Tally the lines containing "investment" and report the number alone.
— Start of SOURCE RECORDS —
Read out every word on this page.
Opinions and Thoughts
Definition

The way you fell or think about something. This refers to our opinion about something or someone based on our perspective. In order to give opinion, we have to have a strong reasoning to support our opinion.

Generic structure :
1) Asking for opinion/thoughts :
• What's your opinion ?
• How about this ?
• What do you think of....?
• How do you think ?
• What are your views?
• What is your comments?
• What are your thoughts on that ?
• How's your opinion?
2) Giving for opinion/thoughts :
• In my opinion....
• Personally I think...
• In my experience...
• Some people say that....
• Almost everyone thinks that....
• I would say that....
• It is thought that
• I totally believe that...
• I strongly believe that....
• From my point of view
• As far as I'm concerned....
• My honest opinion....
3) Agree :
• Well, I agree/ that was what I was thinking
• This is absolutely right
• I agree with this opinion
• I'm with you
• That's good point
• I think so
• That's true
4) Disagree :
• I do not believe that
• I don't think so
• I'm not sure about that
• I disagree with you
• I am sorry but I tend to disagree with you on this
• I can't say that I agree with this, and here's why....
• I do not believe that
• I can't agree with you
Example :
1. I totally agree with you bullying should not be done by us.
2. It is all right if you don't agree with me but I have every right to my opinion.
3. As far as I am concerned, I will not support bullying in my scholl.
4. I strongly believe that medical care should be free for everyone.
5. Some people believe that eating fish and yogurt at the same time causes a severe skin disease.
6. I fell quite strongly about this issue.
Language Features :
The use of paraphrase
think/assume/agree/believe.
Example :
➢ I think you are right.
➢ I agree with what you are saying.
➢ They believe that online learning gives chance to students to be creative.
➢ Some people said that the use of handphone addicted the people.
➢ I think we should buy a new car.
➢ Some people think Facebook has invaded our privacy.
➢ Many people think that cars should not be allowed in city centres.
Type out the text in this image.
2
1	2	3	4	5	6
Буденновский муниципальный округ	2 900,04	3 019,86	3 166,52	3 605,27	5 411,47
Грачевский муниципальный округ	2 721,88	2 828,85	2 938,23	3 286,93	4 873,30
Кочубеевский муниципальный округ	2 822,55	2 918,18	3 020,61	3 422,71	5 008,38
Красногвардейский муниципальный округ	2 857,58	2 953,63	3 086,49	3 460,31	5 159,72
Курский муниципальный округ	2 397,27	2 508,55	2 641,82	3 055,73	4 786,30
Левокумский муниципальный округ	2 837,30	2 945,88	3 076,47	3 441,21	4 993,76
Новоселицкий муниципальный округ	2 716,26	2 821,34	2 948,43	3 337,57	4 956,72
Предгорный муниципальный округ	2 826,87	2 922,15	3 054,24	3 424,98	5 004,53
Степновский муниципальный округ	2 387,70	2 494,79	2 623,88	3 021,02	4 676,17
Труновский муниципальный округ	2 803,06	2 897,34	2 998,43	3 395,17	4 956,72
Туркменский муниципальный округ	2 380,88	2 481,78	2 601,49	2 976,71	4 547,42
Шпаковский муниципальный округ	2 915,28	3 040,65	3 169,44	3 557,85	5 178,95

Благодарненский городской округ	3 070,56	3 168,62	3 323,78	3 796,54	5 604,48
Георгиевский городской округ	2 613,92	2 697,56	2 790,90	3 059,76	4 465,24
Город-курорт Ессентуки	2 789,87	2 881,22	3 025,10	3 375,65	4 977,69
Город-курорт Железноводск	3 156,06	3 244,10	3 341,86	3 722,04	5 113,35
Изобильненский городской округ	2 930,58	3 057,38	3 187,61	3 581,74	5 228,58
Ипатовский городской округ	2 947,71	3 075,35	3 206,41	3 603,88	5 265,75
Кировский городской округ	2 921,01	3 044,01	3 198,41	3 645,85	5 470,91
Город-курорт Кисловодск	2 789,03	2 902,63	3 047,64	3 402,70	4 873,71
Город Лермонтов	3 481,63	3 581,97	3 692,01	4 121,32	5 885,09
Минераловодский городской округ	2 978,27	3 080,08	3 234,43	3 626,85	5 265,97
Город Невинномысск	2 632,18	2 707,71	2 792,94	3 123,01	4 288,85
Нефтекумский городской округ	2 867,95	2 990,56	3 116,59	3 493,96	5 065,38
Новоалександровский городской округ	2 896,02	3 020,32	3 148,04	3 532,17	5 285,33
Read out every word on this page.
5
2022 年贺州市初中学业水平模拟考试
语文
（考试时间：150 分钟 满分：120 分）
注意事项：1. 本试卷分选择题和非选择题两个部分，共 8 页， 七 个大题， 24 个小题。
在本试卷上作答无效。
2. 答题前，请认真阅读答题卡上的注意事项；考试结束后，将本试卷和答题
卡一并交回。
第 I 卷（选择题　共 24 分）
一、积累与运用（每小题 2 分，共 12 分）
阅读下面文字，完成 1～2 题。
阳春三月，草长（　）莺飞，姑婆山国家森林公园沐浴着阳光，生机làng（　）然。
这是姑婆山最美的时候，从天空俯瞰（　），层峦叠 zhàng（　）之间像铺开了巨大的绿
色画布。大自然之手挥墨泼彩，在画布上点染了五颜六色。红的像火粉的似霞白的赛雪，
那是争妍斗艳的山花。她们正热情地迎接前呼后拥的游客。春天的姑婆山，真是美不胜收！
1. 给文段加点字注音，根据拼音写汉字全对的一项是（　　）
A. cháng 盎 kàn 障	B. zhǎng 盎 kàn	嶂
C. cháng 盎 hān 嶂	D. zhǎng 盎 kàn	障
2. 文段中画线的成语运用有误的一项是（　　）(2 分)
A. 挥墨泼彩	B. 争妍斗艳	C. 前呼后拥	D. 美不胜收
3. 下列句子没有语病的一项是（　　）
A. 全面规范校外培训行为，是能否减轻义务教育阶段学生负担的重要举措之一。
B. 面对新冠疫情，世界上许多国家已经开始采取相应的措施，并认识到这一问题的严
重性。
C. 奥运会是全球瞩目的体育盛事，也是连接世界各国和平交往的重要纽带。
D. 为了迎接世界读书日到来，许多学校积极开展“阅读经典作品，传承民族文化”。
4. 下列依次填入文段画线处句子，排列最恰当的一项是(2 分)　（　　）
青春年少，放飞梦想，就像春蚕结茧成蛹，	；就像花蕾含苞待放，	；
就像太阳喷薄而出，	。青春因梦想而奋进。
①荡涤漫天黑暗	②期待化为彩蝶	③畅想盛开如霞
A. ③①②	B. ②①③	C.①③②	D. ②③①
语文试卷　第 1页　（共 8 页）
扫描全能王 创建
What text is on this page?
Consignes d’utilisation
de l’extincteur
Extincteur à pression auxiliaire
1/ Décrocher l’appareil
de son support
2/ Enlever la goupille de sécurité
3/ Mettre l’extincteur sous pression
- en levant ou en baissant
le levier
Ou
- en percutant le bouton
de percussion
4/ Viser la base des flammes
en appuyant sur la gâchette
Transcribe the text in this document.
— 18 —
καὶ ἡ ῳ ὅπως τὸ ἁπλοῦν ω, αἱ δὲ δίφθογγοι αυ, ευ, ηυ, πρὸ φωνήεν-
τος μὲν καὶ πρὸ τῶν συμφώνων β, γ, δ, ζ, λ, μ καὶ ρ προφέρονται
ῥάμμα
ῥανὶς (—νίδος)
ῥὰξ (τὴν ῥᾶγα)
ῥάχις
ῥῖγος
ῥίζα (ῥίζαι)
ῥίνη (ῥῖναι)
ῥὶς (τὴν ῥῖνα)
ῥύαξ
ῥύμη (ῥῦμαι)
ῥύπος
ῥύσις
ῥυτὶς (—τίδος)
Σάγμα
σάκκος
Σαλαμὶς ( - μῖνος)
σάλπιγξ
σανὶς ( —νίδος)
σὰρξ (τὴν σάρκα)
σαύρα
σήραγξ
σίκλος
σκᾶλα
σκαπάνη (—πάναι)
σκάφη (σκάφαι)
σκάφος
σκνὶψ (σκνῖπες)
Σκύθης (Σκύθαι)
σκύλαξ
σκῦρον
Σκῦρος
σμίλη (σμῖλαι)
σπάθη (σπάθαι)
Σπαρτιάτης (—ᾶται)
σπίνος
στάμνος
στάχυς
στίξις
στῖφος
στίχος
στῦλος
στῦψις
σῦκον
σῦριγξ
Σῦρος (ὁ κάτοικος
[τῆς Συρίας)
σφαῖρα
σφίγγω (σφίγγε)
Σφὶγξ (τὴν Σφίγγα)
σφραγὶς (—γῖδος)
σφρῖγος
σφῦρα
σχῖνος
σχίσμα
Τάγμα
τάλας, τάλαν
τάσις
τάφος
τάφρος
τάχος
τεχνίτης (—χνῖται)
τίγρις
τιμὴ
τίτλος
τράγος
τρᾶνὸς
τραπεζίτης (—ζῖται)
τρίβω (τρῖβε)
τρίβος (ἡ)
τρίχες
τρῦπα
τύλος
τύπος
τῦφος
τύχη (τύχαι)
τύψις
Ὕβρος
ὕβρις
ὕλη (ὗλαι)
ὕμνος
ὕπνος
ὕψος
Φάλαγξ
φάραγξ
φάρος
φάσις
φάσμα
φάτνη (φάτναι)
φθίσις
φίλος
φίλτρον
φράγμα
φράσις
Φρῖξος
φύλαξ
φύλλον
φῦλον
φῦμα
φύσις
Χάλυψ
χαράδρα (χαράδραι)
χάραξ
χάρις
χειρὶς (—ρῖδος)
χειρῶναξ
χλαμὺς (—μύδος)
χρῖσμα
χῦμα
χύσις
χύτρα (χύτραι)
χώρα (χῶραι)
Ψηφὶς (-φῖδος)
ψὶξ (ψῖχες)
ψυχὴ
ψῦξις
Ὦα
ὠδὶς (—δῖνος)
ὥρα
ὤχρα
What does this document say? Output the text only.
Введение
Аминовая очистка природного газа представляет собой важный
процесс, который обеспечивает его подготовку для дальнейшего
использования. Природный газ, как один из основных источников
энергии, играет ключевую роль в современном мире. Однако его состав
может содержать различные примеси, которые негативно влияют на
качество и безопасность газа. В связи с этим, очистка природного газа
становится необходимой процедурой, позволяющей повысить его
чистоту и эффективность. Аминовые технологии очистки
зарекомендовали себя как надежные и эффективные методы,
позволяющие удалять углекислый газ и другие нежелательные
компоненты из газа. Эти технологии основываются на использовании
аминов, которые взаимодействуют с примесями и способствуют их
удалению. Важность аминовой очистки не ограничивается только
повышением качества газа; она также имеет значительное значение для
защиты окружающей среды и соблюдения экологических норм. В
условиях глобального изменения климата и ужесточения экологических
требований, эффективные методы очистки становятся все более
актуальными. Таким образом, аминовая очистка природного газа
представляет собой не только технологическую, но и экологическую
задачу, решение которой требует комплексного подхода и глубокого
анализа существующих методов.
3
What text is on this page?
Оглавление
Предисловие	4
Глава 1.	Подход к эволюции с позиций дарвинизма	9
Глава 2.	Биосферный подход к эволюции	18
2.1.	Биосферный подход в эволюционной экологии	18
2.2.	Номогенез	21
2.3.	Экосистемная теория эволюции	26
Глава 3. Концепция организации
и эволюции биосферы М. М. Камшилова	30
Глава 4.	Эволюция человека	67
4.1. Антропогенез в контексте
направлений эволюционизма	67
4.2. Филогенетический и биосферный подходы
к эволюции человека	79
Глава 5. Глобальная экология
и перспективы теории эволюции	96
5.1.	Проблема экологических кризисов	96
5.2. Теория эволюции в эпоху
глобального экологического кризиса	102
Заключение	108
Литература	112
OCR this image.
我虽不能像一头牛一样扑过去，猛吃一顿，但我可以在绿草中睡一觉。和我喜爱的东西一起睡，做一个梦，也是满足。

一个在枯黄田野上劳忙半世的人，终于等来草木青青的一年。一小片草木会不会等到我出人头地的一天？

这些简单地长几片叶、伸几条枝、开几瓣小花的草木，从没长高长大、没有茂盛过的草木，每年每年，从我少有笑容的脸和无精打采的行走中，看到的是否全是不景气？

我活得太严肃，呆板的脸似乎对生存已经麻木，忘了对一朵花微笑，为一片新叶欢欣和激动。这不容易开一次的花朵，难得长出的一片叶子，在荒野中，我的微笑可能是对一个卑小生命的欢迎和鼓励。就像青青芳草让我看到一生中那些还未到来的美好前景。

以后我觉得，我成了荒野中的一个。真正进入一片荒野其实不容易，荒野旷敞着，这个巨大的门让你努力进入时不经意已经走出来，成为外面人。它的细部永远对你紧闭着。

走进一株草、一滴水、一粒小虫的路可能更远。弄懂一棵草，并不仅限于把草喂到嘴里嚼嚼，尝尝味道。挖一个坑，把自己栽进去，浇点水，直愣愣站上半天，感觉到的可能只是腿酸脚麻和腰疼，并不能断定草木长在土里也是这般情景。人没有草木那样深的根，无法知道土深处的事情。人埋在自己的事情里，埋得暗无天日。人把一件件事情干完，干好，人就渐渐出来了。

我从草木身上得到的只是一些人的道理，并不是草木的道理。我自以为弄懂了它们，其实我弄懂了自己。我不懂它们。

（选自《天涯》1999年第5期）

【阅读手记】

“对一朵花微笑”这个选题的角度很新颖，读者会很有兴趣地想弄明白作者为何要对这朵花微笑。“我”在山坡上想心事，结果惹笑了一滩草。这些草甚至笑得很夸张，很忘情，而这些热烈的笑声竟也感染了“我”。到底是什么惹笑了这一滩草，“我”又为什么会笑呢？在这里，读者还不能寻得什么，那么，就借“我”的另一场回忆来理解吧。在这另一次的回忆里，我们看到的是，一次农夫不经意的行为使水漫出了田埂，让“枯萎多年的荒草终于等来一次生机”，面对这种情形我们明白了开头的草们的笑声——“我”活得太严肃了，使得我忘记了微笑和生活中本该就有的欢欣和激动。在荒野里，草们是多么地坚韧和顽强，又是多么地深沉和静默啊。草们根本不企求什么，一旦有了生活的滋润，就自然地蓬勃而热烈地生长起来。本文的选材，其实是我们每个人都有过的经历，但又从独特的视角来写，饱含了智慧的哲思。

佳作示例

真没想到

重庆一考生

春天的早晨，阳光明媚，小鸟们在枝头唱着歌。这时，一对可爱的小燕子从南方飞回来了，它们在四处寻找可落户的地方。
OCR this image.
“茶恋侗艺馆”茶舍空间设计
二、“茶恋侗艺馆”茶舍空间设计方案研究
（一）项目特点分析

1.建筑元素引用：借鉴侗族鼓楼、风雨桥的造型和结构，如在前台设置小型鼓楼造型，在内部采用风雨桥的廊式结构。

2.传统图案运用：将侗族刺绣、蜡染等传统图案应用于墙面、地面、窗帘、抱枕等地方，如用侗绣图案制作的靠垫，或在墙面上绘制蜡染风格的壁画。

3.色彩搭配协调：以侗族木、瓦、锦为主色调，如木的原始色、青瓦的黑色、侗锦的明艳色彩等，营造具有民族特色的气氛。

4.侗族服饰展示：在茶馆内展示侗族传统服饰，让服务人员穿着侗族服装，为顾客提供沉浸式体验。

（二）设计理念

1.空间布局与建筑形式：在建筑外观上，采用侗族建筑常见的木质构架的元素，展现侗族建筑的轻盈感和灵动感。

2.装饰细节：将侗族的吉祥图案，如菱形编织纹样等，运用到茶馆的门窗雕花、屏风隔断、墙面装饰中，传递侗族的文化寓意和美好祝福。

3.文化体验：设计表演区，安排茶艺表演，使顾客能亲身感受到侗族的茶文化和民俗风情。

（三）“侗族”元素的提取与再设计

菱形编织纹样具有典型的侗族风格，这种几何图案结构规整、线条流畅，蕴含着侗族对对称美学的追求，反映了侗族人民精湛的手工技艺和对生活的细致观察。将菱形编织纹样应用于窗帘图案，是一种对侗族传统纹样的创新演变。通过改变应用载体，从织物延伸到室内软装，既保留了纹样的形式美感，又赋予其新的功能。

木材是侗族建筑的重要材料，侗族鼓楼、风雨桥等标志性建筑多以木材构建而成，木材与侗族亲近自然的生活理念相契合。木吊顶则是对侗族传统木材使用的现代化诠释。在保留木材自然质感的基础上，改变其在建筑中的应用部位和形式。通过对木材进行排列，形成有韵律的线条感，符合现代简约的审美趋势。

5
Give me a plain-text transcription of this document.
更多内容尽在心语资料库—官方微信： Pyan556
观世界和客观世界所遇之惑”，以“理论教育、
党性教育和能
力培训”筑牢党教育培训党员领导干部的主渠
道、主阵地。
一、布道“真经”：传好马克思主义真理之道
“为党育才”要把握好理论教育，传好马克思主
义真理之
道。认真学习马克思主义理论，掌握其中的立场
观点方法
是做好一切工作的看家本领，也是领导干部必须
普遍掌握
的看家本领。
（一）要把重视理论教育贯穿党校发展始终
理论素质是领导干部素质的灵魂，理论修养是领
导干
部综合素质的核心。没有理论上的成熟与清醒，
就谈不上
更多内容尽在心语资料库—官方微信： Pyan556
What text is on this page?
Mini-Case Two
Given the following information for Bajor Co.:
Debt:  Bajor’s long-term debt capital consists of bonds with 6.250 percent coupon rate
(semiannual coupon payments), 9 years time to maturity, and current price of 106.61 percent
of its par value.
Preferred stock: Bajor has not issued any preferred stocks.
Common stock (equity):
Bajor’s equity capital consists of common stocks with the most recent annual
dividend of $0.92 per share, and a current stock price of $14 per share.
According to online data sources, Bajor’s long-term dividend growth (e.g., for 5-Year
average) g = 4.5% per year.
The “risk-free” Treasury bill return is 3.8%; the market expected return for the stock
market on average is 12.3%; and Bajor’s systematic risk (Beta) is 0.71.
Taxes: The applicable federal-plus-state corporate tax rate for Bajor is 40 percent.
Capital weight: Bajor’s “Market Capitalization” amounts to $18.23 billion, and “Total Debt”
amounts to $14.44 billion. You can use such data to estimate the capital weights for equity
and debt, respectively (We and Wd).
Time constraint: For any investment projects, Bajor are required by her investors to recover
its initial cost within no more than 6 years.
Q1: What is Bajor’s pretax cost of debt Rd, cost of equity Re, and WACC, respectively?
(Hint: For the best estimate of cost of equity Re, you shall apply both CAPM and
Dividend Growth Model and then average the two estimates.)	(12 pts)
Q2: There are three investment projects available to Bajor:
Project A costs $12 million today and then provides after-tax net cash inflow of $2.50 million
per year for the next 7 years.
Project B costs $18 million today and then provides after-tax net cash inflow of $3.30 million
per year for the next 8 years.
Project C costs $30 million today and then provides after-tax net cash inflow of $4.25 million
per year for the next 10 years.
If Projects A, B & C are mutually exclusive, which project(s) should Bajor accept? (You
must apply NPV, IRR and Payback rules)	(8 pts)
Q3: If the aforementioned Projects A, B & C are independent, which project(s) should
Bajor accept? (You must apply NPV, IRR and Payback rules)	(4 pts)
— End of SOURCE RECORDS —
## [WRITTEN REPLY]
2